• [Entries taken from a collection]
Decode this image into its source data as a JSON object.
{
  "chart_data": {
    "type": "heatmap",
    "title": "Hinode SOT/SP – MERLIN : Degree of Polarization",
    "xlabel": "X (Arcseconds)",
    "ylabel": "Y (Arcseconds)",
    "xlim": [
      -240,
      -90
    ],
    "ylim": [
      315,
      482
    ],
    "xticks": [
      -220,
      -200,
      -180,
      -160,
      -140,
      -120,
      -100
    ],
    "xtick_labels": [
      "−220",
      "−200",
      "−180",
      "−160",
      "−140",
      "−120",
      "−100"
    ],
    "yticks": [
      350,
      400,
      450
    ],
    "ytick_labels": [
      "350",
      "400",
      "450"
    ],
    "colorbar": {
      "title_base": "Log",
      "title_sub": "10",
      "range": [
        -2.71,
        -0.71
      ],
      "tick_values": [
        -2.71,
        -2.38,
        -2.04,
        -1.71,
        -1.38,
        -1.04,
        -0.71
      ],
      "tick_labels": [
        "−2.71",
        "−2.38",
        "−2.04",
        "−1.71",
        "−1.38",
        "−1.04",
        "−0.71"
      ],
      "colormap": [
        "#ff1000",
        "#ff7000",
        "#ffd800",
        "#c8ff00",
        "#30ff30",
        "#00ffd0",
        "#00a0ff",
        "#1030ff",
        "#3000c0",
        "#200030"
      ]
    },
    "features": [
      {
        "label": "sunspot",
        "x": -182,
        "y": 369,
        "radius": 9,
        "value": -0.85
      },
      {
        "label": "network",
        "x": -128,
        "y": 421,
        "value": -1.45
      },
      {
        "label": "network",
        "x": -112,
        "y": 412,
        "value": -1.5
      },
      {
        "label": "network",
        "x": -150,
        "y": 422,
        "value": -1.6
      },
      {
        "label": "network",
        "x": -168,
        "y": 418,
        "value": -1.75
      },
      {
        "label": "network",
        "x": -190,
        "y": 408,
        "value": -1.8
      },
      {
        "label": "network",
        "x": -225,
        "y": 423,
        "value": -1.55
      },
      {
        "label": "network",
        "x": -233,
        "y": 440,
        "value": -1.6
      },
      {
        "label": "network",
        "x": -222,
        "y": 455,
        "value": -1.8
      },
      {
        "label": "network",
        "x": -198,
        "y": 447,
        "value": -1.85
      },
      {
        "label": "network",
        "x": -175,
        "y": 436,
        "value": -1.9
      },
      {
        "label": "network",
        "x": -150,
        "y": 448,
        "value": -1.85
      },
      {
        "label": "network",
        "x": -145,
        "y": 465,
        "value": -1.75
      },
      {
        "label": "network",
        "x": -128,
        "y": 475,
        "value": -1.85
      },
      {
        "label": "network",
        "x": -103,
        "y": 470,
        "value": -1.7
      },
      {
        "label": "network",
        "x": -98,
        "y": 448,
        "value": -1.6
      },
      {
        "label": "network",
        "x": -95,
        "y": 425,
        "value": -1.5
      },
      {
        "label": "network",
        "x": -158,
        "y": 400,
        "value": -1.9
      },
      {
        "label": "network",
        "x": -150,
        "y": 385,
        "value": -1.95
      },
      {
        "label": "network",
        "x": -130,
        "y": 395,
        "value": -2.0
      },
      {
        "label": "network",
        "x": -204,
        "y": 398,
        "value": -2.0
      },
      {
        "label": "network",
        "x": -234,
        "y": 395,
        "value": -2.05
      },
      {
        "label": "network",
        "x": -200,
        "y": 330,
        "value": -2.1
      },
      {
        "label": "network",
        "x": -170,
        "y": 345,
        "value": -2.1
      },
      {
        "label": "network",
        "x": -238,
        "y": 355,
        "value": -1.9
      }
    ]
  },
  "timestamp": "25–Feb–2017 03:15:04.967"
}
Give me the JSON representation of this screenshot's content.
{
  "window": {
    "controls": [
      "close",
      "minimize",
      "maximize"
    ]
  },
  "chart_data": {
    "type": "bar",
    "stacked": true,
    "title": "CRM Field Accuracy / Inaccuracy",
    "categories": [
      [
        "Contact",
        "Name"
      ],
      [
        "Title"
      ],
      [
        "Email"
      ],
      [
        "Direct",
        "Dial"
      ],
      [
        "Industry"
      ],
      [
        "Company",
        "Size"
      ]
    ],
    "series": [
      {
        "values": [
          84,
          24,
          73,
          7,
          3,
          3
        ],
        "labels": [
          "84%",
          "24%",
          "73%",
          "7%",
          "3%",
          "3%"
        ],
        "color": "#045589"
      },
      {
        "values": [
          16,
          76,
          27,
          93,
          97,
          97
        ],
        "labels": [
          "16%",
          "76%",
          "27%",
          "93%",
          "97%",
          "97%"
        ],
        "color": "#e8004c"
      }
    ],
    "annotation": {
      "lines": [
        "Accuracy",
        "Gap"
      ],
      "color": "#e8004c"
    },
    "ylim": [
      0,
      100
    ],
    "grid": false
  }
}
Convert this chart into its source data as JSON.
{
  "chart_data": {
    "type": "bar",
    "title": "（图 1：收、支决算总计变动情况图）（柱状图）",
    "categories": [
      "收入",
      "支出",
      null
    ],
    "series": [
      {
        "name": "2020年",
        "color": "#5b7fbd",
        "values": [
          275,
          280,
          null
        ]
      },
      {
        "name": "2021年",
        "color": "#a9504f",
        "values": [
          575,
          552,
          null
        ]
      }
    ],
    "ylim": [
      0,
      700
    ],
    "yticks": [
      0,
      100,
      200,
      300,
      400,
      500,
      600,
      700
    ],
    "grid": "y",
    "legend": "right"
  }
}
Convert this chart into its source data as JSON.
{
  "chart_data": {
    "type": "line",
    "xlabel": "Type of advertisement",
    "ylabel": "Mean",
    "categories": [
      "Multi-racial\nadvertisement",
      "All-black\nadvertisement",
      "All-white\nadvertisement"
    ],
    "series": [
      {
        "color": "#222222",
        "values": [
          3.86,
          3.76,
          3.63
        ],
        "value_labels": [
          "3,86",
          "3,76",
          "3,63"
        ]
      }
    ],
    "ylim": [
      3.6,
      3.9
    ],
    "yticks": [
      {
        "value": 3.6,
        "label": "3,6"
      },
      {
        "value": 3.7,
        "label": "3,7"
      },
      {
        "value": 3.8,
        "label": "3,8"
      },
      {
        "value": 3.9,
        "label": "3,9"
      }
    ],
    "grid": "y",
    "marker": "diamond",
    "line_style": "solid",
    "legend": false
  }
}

• [Task prompt] Collect each line containing the string "nadvertisement".

• [Written solution]
      "Multi-racial\nadvertisement",
      "All-black\nadvertisement",
      "All-white\nadvertisement"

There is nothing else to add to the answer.